-- Exercise directions --
Send each entry back exactly as given, pictures excluded.

[Extracts from a graphics dataset]
--*--

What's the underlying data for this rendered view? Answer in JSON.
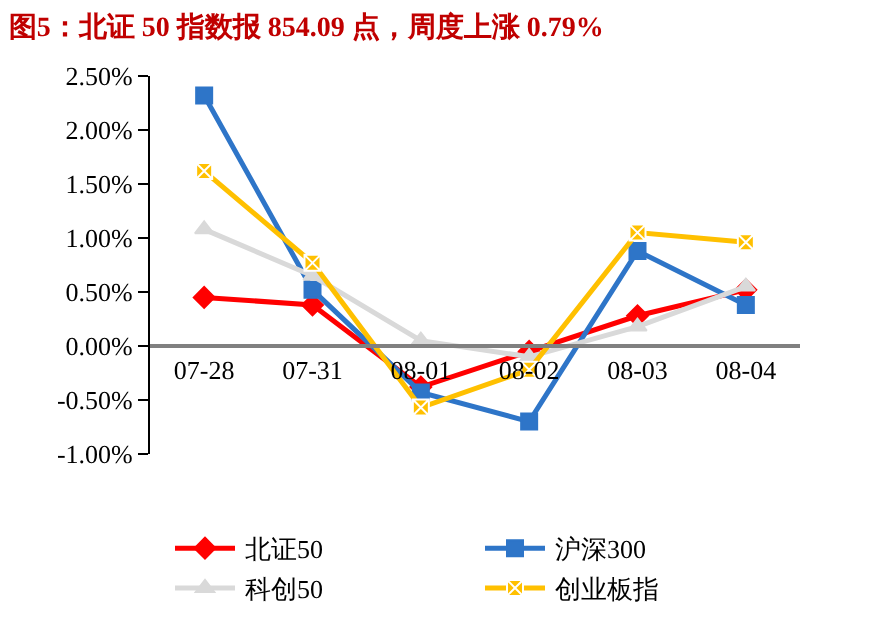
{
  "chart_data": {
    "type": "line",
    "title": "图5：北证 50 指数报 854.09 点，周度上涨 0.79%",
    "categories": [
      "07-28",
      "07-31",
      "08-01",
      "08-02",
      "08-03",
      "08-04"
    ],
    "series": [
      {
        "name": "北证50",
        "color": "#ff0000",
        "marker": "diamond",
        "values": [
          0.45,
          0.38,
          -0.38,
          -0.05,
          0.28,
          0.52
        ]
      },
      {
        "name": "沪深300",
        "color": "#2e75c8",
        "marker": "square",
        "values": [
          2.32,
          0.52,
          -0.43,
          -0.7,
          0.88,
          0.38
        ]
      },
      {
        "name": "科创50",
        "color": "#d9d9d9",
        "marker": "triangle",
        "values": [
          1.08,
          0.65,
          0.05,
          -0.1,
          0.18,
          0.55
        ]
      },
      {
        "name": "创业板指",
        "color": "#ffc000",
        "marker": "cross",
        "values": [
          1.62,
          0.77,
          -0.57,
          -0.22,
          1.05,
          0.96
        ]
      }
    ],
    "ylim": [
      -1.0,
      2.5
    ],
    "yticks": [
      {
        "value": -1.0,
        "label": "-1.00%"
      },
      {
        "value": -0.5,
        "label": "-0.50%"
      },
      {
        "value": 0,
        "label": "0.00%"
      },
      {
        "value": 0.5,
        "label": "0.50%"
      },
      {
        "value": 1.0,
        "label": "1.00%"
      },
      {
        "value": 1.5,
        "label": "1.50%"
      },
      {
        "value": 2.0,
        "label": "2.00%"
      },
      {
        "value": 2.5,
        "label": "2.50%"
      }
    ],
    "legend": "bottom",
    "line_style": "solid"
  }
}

--*--

-- Completed task --
What's the underlying data for this rendered view? Answer in JSON.
{
  "chart_data": {
    "type": "line",
    "title": "图5：北证 50 指数报 854.09 点，周度上涨 0.79%",
    "categories": [
      "07-28",
      "07-31",
      "08-01",
      "08-02",
      "08-03",
      "08-04"
    ],
    "series": [
      {
        "name": "北证50",
        "color": "#ff0000",
        "marker": "diamond",
        "values": [
          0.45,
          0.38,
          -0.38,
          -0.05,
          0.28,
          0.52
        ]
      },
      {
        "name": "沪深300",
        "color": "#2e75c8",
        "marker": "square",
        "values": [
          2.32,
          0.52,
          -0.43,
          -0.7,
          0.88,
          0.38
        ]
      },
      {
        "name": "科创50",
        "color": "#d9d9d9",
        "marker": "triangle",
        "values": [
          1.08,
          0.65,
          0.05,
          -0.1,
          0.18,
          0.55
        ]
      },
      {
        "name": "创业板指",
        "color": "#ffc000",
        "marker": "cross",
        "values": [
          1.62,
          0.77,
          -0.57,
          -0.22,
          1.05,
          0.96
        ]
      }
    ],
    "ylim": [
      -1.0,
      2.5
    ],
    "yticks": [
      {
        "value": -1.0,
        "label": "-1.00%"
      },
      {
        "value": -0.5,
        "label": "-0.50%"
      },
      {
        "value": 0,
        "label": "0.00%"
      },
      {
        "value": 0.5,
        "label": "0.50%"
      },
      {
        "value": 1.0,
        "label": "1.00%"
      },
      {
        "value": 1.5,
        "label": "1.50%"
      },
      {
        "value": 2.0,
        "label": "2.00%"
      },
      {
        "value": 2.5,
        "label": "2.50%"
      }
    ],
    "legend": "bottom",
    "line_style": "solid"
  }
}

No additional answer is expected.